### TO DO
Give every line from the entries that contains "nicht".

Excerpts from a dataset:
--------

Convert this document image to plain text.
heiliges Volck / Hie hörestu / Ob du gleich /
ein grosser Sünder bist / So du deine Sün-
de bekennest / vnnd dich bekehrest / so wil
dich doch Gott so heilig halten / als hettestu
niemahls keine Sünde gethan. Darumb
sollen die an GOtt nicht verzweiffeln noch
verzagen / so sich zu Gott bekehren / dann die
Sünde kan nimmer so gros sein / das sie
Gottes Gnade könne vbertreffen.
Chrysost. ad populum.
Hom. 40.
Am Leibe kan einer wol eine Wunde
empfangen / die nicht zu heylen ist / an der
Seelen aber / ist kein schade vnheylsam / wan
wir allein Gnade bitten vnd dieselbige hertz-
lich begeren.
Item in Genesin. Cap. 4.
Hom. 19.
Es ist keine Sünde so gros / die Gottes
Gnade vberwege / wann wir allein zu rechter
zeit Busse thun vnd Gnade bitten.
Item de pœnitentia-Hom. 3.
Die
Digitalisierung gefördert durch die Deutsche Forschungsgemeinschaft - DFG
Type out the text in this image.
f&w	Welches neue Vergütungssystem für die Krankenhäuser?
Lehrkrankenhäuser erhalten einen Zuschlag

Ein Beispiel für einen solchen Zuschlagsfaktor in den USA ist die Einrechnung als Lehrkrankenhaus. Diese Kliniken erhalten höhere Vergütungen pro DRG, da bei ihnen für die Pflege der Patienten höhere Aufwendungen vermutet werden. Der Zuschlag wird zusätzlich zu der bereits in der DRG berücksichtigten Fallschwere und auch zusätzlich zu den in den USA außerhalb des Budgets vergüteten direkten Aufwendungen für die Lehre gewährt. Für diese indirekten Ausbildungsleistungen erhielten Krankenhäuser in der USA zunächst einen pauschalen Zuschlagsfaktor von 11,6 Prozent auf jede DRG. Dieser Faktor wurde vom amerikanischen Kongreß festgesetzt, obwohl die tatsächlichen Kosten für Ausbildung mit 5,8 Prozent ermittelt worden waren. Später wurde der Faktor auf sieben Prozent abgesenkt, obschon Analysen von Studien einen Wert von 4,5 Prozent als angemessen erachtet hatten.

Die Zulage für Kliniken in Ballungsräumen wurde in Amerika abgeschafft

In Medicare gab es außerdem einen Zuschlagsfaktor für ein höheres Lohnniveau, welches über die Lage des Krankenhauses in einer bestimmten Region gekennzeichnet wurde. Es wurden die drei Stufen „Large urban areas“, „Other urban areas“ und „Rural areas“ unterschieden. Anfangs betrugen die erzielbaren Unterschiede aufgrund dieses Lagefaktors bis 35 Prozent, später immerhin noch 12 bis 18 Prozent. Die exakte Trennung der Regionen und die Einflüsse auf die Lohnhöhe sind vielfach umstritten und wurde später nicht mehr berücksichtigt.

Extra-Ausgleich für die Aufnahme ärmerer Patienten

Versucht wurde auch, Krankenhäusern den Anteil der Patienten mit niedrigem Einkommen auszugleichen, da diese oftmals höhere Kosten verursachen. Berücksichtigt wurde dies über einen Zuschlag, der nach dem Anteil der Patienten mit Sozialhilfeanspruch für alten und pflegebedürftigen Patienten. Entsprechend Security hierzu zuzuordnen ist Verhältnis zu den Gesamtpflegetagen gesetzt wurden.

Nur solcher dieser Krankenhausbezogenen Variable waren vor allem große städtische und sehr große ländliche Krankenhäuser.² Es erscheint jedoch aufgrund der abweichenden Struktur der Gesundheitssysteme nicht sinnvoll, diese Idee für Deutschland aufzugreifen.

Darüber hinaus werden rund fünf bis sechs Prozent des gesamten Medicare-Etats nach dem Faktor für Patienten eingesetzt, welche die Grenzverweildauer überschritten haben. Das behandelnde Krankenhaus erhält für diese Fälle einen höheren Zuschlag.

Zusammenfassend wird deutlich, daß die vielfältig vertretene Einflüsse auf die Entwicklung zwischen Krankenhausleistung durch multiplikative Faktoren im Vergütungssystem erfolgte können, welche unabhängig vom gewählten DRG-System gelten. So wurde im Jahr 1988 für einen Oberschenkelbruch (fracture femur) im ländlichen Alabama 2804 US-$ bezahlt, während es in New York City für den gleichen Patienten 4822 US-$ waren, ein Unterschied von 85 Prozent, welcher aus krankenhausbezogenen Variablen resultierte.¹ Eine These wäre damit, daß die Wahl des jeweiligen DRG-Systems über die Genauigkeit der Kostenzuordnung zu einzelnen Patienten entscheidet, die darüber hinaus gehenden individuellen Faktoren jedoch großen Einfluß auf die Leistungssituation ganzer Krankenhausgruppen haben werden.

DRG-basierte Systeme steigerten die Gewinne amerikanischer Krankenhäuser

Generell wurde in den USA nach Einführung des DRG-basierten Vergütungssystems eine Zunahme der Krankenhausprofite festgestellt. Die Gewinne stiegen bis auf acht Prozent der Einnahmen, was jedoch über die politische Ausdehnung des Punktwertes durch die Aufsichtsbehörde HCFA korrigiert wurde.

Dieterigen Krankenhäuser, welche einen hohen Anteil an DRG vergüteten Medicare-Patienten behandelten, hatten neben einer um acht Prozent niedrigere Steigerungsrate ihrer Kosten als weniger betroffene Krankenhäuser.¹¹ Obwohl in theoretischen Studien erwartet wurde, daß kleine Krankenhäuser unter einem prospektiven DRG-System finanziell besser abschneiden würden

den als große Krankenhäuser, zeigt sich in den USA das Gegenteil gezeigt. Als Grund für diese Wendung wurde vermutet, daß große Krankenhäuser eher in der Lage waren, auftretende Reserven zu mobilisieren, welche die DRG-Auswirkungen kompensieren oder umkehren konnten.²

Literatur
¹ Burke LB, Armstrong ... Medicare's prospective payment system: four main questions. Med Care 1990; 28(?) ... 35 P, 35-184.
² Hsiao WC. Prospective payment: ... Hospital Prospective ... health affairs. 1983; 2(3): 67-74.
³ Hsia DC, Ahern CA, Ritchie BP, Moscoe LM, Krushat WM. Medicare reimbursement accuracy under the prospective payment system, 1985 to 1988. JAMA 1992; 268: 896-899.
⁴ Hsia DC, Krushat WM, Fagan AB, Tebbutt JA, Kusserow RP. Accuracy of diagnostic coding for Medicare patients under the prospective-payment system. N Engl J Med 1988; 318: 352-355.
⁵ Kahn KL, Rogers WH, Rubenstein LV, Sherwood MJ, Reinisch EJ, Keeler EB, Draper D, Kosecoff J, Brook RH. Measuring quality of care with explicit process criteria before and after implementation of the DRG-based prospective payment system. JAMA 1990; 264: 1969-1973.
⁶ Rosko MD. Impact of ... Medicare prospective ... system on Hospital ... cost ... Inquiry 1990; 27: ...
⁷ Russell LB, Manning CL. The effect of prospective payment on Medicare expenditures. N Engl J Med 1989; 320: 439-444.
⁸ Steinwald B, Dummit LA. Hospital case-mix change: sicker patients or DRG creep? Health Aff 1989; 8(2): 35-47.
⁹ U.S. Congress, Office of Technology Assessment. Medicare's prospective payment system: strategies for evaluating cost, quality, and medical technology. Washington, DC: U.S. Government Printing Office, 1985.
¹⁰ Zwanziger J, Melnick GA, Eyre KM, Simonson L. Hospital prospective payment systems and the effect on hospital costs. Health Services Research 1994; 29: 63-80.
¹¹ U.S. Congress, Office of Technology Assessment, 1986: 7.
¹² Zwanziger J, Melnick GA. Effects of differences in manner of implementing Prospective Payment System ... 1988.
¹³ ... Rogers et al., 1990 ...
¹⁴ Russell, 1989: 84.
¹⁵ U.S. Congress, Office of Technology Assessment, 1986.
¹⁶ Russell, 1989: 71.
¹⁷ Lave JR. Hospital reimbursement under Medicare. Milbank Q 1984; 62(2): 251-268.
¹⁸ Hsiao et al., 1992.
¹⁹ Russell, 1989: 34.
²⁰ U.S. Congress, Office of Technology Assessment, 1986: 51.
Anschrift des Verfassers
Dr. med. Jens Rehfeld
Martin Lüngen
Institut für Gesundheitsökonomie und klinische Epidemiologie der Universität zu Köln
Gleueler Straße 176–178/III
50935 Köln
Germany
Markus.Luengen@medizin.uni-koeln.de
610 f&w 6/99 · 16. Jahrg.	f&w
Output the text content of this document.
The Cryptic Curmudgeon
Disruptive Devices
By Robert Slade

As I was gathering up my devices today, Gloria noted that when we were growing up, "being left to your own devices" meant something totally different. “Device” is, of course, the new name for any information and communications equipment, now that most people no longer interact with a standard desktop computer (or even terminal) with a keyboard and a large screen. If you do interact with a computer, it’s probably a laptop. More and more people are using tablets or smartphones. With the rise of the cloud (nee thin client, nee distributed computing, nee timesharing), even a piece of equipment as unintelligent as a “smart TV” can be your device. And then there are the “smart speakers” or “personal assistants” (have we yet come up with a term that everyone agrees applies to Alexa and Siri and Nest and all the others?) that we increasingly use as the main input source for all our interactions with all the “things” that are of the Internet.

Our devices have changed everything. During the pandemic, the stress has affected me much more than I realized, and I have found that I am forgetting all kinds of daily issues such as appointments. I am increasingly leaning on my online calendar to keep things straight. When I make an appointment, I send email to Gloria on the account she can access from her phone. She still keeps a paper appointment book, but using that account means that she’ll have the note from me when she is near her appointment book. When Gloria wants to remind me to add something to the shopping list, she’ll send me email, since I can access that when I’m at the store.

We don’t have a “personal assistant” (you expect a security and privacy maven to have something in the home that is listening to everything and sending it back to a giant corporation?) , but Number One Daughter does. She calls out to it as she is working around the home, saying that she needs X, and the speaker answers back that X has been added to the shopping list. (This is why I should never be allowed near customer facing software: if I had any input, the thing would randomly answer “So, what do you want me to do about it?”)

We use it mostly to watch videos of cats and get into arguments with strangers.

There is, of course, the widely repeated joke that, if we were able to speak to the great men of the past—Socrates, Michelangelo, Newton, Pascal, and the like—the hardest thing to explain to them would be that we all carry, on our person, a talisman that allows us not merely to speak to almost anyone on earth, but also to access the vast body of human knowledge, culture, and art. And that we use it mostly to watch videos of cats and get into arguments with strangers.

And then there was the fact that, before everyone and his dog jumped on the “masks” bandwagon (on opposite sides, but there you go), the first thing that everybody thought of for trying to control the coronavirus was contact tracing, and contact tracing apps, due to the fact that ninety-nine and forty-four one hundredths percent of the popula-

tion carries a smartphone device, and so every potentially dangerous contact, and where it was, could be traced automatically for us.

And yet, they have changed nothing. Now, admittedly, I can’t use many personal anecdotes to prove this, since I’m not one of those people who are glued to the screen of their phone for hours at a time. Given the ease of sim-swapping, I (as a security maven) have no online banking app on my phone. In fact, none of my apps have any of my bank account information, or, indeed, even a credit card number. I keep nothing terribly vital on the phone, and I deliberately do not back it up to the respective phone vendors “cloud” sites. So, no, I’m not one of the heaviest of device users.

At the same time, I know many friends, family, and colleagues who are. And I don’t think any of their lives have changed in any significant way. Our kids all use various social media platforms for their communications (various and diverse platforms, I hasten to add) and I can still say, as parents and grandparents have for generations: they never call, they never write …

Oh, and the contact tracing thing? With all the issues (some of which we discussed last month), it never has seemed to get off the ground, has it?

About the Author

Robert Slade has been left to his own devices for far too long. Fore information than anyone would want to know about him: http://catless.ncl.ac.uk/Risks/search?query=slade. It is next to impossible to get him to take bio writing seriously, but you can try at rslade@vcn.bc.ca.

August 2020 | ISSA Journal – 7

--------

### PROBLEM SOLUTION
sollen die an GOtt nicht verzweiffeln noch
empfangen / die nicht zu heylen ist / an der
In Medicare gab es außerdem einen Zuschlagsfaktor für ein höheres Lohnniveau, welches über die Lage des Krankenhauses in einer bestimmten Region gekennzeichnet wurde. Es wurden die drei Stufen „Large urban areas“, „Other urban areas“ und „Rural areas“ unterschieden. Anfangs betrugen die erzielbaren Unterschiede aufgrund dieses Lagefaktors bis 35 Prozent, später immerhin noch 12 bis 18 Prozent. Die exakte Trennung der Regionen und die Einflüsse auf die Lohnhöhe sind vielfach umstritten und wurde später nicht mehr berücksichtigt.
Nur solcher dieser Krankenhausbezogenen Variable waren vor allem große städtische und sehr große ländliche Krankenhäuser.² Es erscheint jedoch aufgrund der abweichenden Struktur der Gesundheitssysteme nicht sinnvoll, diese Idee für Deutschland aufzugreifen.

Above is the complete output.